*The problem*
Return all entries precisely as they stand, without the images.

Records from a data collection:
- - -
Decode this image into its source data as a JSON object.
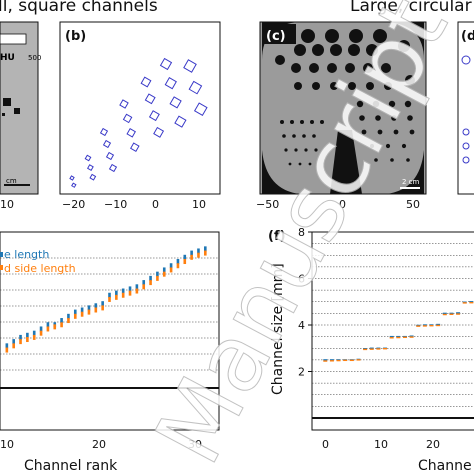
{
  "headings": {
    "left": "ll, square channels",
    "right": "Large, circular c"
  },
  "panels": {
    "a": {
      "scale_text": "500",
      "unit_text": "HU",
      "bar_label": "cm",
      "xtick": "10"
    },
    "b": {
      "label": "(b)",
      "xticks": [
        "−20",
        "−10",
        "0",
        "10"
      ]
    },
    "c": {
      "label": "(c)",
      "scalebar": "2 cm",
      "xticks": [
        "−50",
        "0",
        "50"
      ]
    },
    "d": {
      "label": "(d"
    },
    "e": {
      "legend": [
        "e length",
        "d side length"
      ],
      "xlabel": "Channel rank",
      "xticks": [
        "10",
        "20",
        "30"
      ]
    },
    "f": {
      "label": "(f)",
      "ylabel": "Channel size [mm]",
      "yticks": [
        "2",
        "4",
        "6",
        "8"
      ],
      "xticks": [
        "0",
        "10",
        "20"
      ],
      "xlabel": "Channe"
    }
  },
  "colors": {
    "blue": "#1f77b4",
    "orange": "#ff7f0e",
    "marker_blue": "#3a3ac8"
  },
  "watermark": "Manuscript",
  "chart_data": [
    {
      "type": "scatter",
      "panel": "e",
      "xlabel": "Channel rank",
      "series": [
        {
          "name": "e length",
          "color": "#1f77b4",
          "x": [
            1,
            2,
            3,
            4,
            5,
            6,
            7,
            8,
            9,
            10,
            11,
            12,
            13,
            14,
            15,
            16,
            17,
            18,
            19,
            20,
            21,
            22,
            23,
            24,
            25,
            26,
            27,
            28,
            29,
            30
          ],
          "y": [
            2.5,
            2.6,
            2.7,
            2.75,
            2.8,
            2.9,
            3.0,
            3.0,
            3.1,
            3.2,
            3.3,
            3.35,
            3.4,
            3.45,
            3.5,
            3.7,
            3.75,
            3.8,
            3.85,
            3.9,
            4.0,
            4.1,
            4.2,
            4.3,
            4.4,
            4.5,
            4.6,
            4.7,
            4.75,
            4.8
          ]
        },
        {
          "name": "d side length",
          "color": "#ff7f0e",
          "x": [
            1,
            2,
            3,
            4,
            5,
            6,
            7,
            8,
            9,
            10,
            11,
            12,
            13,
            14,
            15,
            16,
            17,
            18,
            19,
            20,
            21,
            22,
            23,
            24,
            25,
            26,
            27,
            28,
            29,
            30
          ],
          "y": [
            2.4,
            2.5,
            2.6,
            2.65,
            2.7,
            2.8,
            2.9,
            2.95,
            3.0,
            3.1,
            3.2,
            3.25,
            3.3,
            3.35,
            3.4,
            3.6,
            3.65,
            3.7,
            3.75,
            3.8,
            3.9,
            4.0,
            4.1,
            4.2,
            4.3,
            4.4,
            4.5,
            4.6,
            4.65,
            4.7
          ]
        }
      ]
    },
    {
      "type": "scatter",
      "panel": "f",
      "ylabel": "Channel size [mm]",
      "ylim": [
        0,
        8
      ],
      "xlim": [
        -2,
        23
      ],
      "series": [
        {
          "name": "blue",
          "color": "#1f77b4",
          "x": [
            0,
            1,
            2,
            3,
            4,
            5,
            6,
            7,
            8,
            9,
            10,
            11,
            12,
            13,
            14,
            15,
            16,
            17,
            18,
            19,
            20,
            21,
            22
          ],
          "y": [
            2.5,
            2.5,
            2.5,
            2.5,
            2.5,
            2.52,
            2.98,
            3.0,
            3.0,
            3.0,
            3.5,
            3.5,
            3.5,
            3.52,
            3.98,
            4.0,
            4.0,
            4.02,
            4.5,
            4.5,
            4.52,
            4.98,
            5.0
          ]
        },
        {
          "name": "orange",
          "color": "#ff7f0e",
          "x": [
            0,
            1,
            2,
            3,
            4,
            5,
            6,
            7,
            8,
            9,
            10,
            11,
            12,
            13,
            14,
            15,
            16,
            17,
            18,
            19,
            20,
            21,
            22
          ],
          "y": [
            2.45,
            2.46,
            2.47,
            2.48,
            2.48,
            2.5,
            2.95,
            2.96,
            2.97,
            2.98,
            3.45,
            3.46,
            3.47,
            3.48,
            3.95,
            3.96,
            3.97,
            3.98,
            4.45,
            4.46,
            4.47,
            4.95,
            4.96
          ]
        }
      ]
    }
  ]
}
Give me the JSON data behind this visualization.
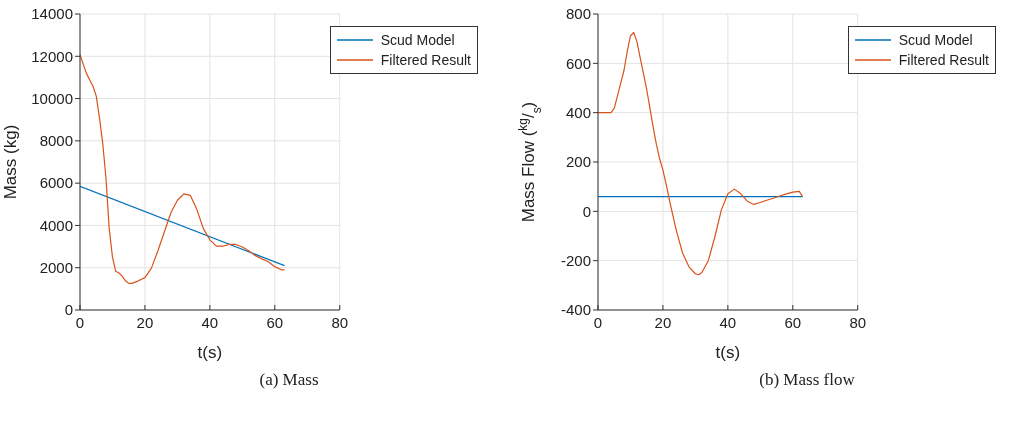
{
  "chart_data": [
    {
      "type": "line",
      "xlabel": "t(s)",
      "ylabel": "Mass (kg)",
      "annotations": [
        "(a) Mass"
      ],
      "grid": true,
      "legend": "top right",
      "marker": "none",
      "line_style": "solid",
      "xlim": [
        0,
        80
      ],
      "xticks": [
        0,
        20,
        40,
        60,
        80
      ],
      "ylim": [
        0,
        14000
      ],
      "yticks": [
        0,
        2000,
        4000,
        6000,
        8000,
        10000,
        12000,
        14000
      ],
      "series": [
        {
          "name": "Scud Model",
          "color": "#0072bd",
          "x": [
            0,
            63
          ],
          "values": [
            5850,
            2100
          ]
        },
        {
          "name": "Filtered Result",
          "color": "#d95319",
          "x": [
            0,
            2,
            4,
            5,
            6,
            7,
            8,
            9,
            10,
            11,
            12,
            13,
            14,
            15,
            16,
            18,
            20,
            22,
            24,
            26,
            28,
            30,
            32,
            34,
            36,
            38,
            40,
            42,
            44,
            46,
            48,
            50,
            52,
            54,
            56,
            58,
            60,
            62,
            63
          ],
          "values": [
            12080,
            11180,
            10580,
            10130,
            9090,
            7890,
            6240,
            3850,
            2500,
            1830,
            1750,
            1600,
            1380,
            1260,
            1260,
            1380,
            1530,
            1980,
            2800,
            3700,
            4600,
            5190,
            5490,
            5420,
            4750,
            3850,
            3320,
            3020,
            3020,
            3100,
            3100,
            2980,
            2800,
            2570,
            2420,
            2280,
            2050,
            1900,
            1900
          ]
        }
      ]
    },
    {
      "type": "line",
      "xlabel": "t(s)",
      "ylabel": "Mass Flow ($^{kg}$/$_{s}$)",
      "annotations": [
        "(b) Mass flow"
      ],
      "grid": true,
      "legend": "top right",
      "marker": "none",
      "line_style": "solid",
      "xlim": [
        0,
        80
      ],
      "xticks": [
        0,
        20,
        40,
        60,
        80
      ],
      "ylim": [
        -400,
        800
      ],
      "yticks": [
        -400,
        -200,
        0,
        200,
        400,
        600,
        800
      ],
      "series": [
        {
          "name": "Scud Model",
          "color": "#0072bd",
          "x": [
            0,
            63
          ],
          "values": [
            60,
            60
          ]
        },
        {
          "name": "Filtered Result",
          "color": "#d95319",
          "x": [
            0,
            2,
            4,
            5,
            6,
            7,
            8,
            9,
            10,
            11,
            12,
            13,
            14,
            15,
            16,
            17,
            18,
            19,
            20,
            21,
            22,
            24,
            26,
            28,
            30,
            31,
            32,
            34,
            36,
            38,
            40,
            42,
            44,
            46,
            48,
            50,
            52,
            54,
            56,
            58,
            60,
            62,
            63
          ],
          "values": [
            400,
            400,
            400,
            417,
            468,
            520,
            571,
            648,
            712,
            725,
            687,
            622,
            558,
            494,
            417,
            340,
            270,
            212,
            167,
            109,
            45,
            -71,
            -167,
            -225,
            -253,
            -257,
            -248,
            -199,
            -103,
            6,
            71,
            90,
            71,
            41,
            28,
            36,
            45,
            53,
            62,
            71,
            78,
            81,
            60
          ]
        }
      ]
    }
  ]
}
- - -
*Exercise response*
Decode this image into its source data as a JSON object.
{
  "headings": {
    "left": "ll, square channels",
    "right": "Large, circular c"
  },
  "panels": {
    "a": {
      "scale_text": "500",
      "unit_text": "HU",
      "bar_label": "cm",
      "xtick": "10"
    },
    "b": {
      "label": "(b)",
      "xticks": [
        "−20",
        "−10",
        "0",
        "10"
      ]
    },
    "c": {
      "label": "(c)",
      "scalebar": "2 cm",
      "xticks": [
        "−50",
        "0",
        "50"
      ]
    },
    "d": {
      "label": "(d"
    },
    "e": {
      "legend": [
        "e length",
        "d side length"
      ],
      "xlabel": "Channel rank",
      "xticks": [
        "10",
        "20",
        "30"
      ]
    },
    "f": {
      "label": "(f)",
      "ylabel": "Channel size [mm]",
      "yticks": [
        "2",
        "4",
        "6",
        "8"
      ],
      "xticks": [
        "0",
        "10",
        "20"
      ],
      "xlabel": "Channe"
    }
  },
  "colors": {
    "blue": "#1f77b4",
    "orange": "#ff7f0e",
    "marker_blue": "#3a3ac8"
  },
  "watermark": "Manuscript",
  "chart_data": [
    {
      "type": "scatter",
      "panel": "e",
      "xlabel": "Channel rank",
      "series": [
        {
          "name": "e length",
          "color": "#1f77b4",
          "x": [
            1,
            2,
            3,
            4,
            5,
            6,
            7,
            8,
            9,
            10,
            11,
            12,
            13,
            14,
            15,
            16,
            17,
            18,
            19,
            20,
            21,
            22,
            23,
            24,
            25,
            26,
            27,
            28,
            29,
            30
          ],
          "y": [
            2.5,
            2.6,
            2.7,
            2.75,
            2.8,
            2.9,
            3.0,
            3.0,
            3.1,
            3.2,
            3.3,
            3.35,
            3.4,
            3.45,
            3.5,
            3.7,
            3.75,
            3.8,
            3.85,
            3.9,
            4.0,
            4.1,
            4.2,
            4.3,
            4.4,
            4.5,
            4.6,
            4.7,
            4.75,
            4.8
          ]
        },
        {
          "name": "d side length",
          "color": "#ff7f0e",
          "x": [
            1,
            2,
            3,
            4,
            5,
            6,
            7,
            8,
            9,
            10,
            11,
            12,
            13,
            14,
            15,
            16,
            17,
            18,
            19,
            20,
            21,
            22,
            23,
            24,
            25,
            26,
            27,
            28,
            29,
            30
          ],
          "y": [
            2.4,
            2.5,
            2.6,
            2.65,
            2.7,
            2.8,
            2.9,
            2.95,
            3.0,
            3.1,
            3.2,
            3.25,
            3.3,
            3.35,
            3.4,
            3.6,
            3.65,
            3.7,
            3.75,
            3.8,
            3.9,
            4.0,
            4.1,
            4.2,
            4.3,
            4.4,
            4.5,
            4.6,
            4.65,
            4.7
          ]
        }
      ]
    },
    {
      "type": "scatter",
      "panel": "f",
      "ylabel": "Channel size [mm]",
      "ylim": [
        0,
        8
      ],
      "xlim": [
        -2,
        23
      ],
      "series": [
        {
          "name": "blue",
          "color": "#1f77b4",
          "x": [
            0,
            1,
            2,
            3,
            4,
            5,
            6,
            7,
            8,
            9,
            10,
            11,
            12,
            13,
            14,
            15,
            16,
            17,
            18,
            19,
            20,
            21,
            22
          ],
          "y": [
            2.5,
            2.5,
            2.5,
            2.5,
            2.5,
            2.52,
            2.98,
            3.0,
            3.0,
            3.0,
            3.5,
            3.5,
            3.5,
            3.52,
            3.98,
            4.0,
            4.0,
            4.02,
            4.5,
            4.5,
            4.52,
            4.98,
            5.0
          ]
        },
        {
          "name": "orange",
          "color": "#ff7f0e",
          "x": [
            0,
            1,
            2,
            3,
            4,
            5,
            6,
            7,
            8,
            9,
            10,
            11,
            12,
            13,
            14,
            15,
            16,
            17,
            18,
            19,
            20,
            21,
            22
          ],
          "y": [
            2.45,
            2.46,
            2.47,
            2.48,
            2.48,
            2.5,
            2.95,
            2.96,
            2.97,
            2.98,
            3.45,
            3.46,
            3.47,
            3.48,
            3.95,
            3.96,
            3.97,
            3.98,
            4.45,
            4.46,
            4.47,
            4.95,
            4.96
          ]
        }
      ]
    }
  ]
}
Give me the JSON data behind this visualization.
{
  "chart_data": [
    {
      "type": "line",
      "xlabel": "t(s)",
      "ylabel": "Mass (kg)",
      "annotations": [
        "(a) Mass"
      ],
      "grid": true,
      "legend": "top right",
      "marker": "none",
      "line_style": "solid",
      "xlim": [
        0,
        80
      ],
      "xticks": [
        0,
        20,
        40,
        60,
        80
      ],
      "ylim": [
        0,
        14000
      ],
      "yticks": [
        0,
        2000,
        4000,
        6000,
        8000,
        10000,
        12000,
        14000
      ],
      "series": [
        {
          "name": "Scud Model",
          "color": "#0072bd",
          "x": [
            0,
            63
          ],
          "values": [
            5850,
            2100
          ]
        },
        {
          "name": "Filtered Result",
          "color": "#d95319",
          "x": [
            0,
            2,
            4,
            5,
            6,
            7,
            8,
            9,
            10,
            11,
            12,
            13,
            14,
            15,
            16,
            18,
            20,
            22,
            24,
            26,
            28,
            30,
            32,
            34,
            36,
            38,
            40,
            42,
            44,
            46,
            48,
            50,
            52,
            54,
            56,
            58,
            60,
            62,
            63
          ],
          "values": [
            12080,
            11180,
            10580,
            10130,
            9090,
            7890,
            6240,
            3850,
            2500,
            1830,
            1750,
            1600,
            1380,
            1260,
            1260,
            1380,
            1530,
            1980,
            2800,
            3700,
            4600,
            5190,
            5490,
            5420,
            4750,
            3850,
            3320,
            3020,
            3020,
            3100,
            3100,
            2980,
            2800,
            2570,
            2420,
            2280,
            2050,
            1900,
            1900
          ]
        }
      ]
    },
    {
      "type": "line",
      "xlabel": "t(s)",
      "ylabel": "Mass Flow ($^{kg}$/$_{s}$)",
      "annotations": [
        "(b) Mass flow"
      ],
      "grid": true,
      "legend": "top right",
      "marker": "none",
      "line_style": "solid",
      "xlim": [
        0,
        80
      ],
      "xticks": [
        0,
        20,
        40,
        60,
        80
      ],
      "ylim": [
        -400,
        800
      ],
      "yticks": [
        -400,
        -200,
        0,
        200,
        400,
        600,
        800
      ],
      "series": [
        {
          "name": "Scud Model",
          "color": "#0072bd",
          "x": [
            0,
            63
          ],
          "values": [
            60,
            60
          ]
        },
        {
          "name": "Filtered Result",
          "color": "#d95319",
          "x": [
            0,
            2,
            4,
            5,
            6,
            7,
            8,
            9,
            10,
            11,
            12,
            13,
            14,
            15,
            16,
            17,
            18,
            19,
            20,
            21,
            22,
            24,
            26,
            28,
            30,
            31,
            32,
            34,
            36,
            38,
            40,
            42,
            44,
            46,
            48,
            50,
            52,
            54,
            56,
            58,
            60,
            62,
            63
          ],
          "values": [
            400,
            400,
            400,
            417,
            468,
            520,
            571,
            648,
            712,
            725,
            687,
            622,
            558,
            494,
            417,
            340,
            270,
            212,
            167,
            109,
            45,
            -71,
            -167,
            -225,
            -253,
            -257,
            -248,
            -199,
            -103,
            6,
            71,
            90,
            71,
            41,
            28,
            36,
            45,
            53,
            62,
            71,
            78,
            81,
            60
          ]
        }
      ]
    }
  ]
}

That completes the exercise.